[Collected data entries]
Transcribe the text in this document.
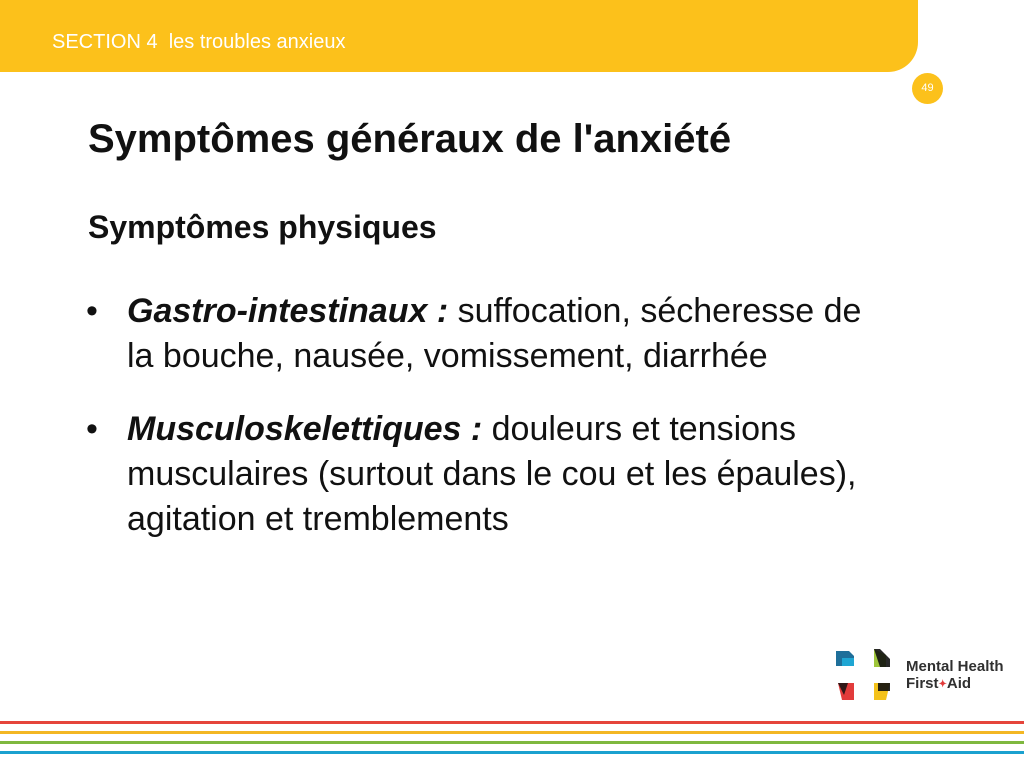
SECTION 4  les troubles anxieux
49
Symptômes généraux de l'anxiété
Symptômes physiques
• Gastro-intestinaux : suffocation, sécheresse de la bouche, nausée, vomissement, diarrhée
• Musculoskelettiques : douleurs et tensions musculaires (surtout dans le cou et les épaules), agitation et tremblements
Mental Health
First✦Aid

## Description of the task
Set the pictures aside and transcribe the data above exactly.

## The result
Transcribe the text in this document.
SECTION 4  les troubles anxieux
49
Symptômes généraux de l'anxiété
Symptômes physiques
• Gastro-intestinaux : suffocation, sécheresse de la bouche, nausée, vomissement, diarrhée
• Musculoskelettiques : douleurs et tensions musculaires (surtout dans le cou et les épaules), agitation et tremblements
Mental Health
First✦Aid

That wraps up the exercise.